Requirement | Make an exact copy of all the data.

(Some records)
━━━

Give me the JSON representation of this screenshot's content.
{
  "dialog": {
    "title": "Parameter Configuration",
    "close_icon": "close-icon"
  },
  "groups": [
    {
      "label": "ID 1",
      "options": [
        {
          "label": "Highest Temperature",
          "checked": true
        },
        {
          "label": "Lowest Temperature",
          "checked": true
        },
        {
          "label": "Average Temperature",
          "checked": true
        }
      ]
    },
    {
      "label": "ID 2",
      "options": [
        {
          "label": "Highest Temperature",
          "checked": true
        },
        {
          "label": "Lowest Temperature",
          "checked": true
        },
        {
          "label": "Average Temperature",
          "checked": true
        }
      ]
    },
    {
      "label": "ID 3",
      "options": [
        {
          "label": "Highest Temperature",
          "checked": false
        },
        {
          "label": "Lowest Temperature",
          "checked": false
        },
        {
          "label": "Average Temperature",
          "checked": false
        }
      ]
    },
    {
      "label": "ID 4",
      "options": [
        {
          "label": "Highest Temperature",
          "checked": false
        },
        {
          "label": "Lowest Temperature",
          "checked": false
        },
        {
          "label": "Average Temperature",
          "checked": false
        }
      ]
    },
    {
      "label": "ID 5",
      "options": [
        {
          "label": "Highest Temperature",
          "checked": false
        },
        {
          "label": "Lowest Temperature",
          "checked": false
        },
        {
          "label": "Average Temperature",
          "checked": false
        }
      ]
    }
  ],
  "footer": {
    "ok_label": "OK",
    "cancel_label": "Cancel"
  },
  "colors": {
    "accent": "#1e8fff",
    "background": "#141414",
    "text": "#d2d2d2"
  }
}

━━━

Correct response |
Give me the JSON representation of this screenshot's content.
{
  "dialog": {
    "title": "Parameter Configuration",
    "close_icon": "close-icon"
  },
  "groups": [
    {
      "label": "ID 1",
      "options": [
        {
          "label": "Highest Temperature",
          "checked": true
        },
        {
          "label": "Lowest Temperature",
          "checked": true
        },
        {
          "label": "Average Temperature",
          "checked": true
        }
      ]
    },
    {
      "label": "ID 2",
      "options": [
        {
          "label": "Highest Temperature",
          "checked": true
        },
        {
          "label": "Lowest Temperature",
          "checked": true
        },
        {
          "label": "Average Temperature",
          "checked": true
        }
      ]
    },
    {
      "label": "ID 3",
      "options": [
        {
          "label": "Highest Temperature",
          "checked": false
        },
        {
          "label": "Lowest Temperature",
          "checked": false
        },
        {
          "label": "Average Temperature",
          "checked": false
        }
      ]
    },
    {
      "label": "ID 4",
      "options": [
        {
          "label": "Highest Temperature",
          "checked": false
        },
        {
          "label": "Lowest Temperature",
          "checked": false
        },
        {
          "label": "Average Temperature",
          "checked": false
        }
      ]
    },
    {
      "label": "ID 5",
      "options": [
        {
          "label": "Highest Temperature",
          "checked": false
        },
        {
          "label": "Lowest Temperature",
          "checked": false
        },
        {
          "label": "Average Temperature",
          "checked": false
        }
      ]
    }
  ],
  "footer": {
    "ok_label": "OK",
    "cancel_label": "Cancel"
  },
  "colors": {
    "accent": "#1e8fff",
    "background": "#141414",
    "text": "#d2d2d2"
  }
}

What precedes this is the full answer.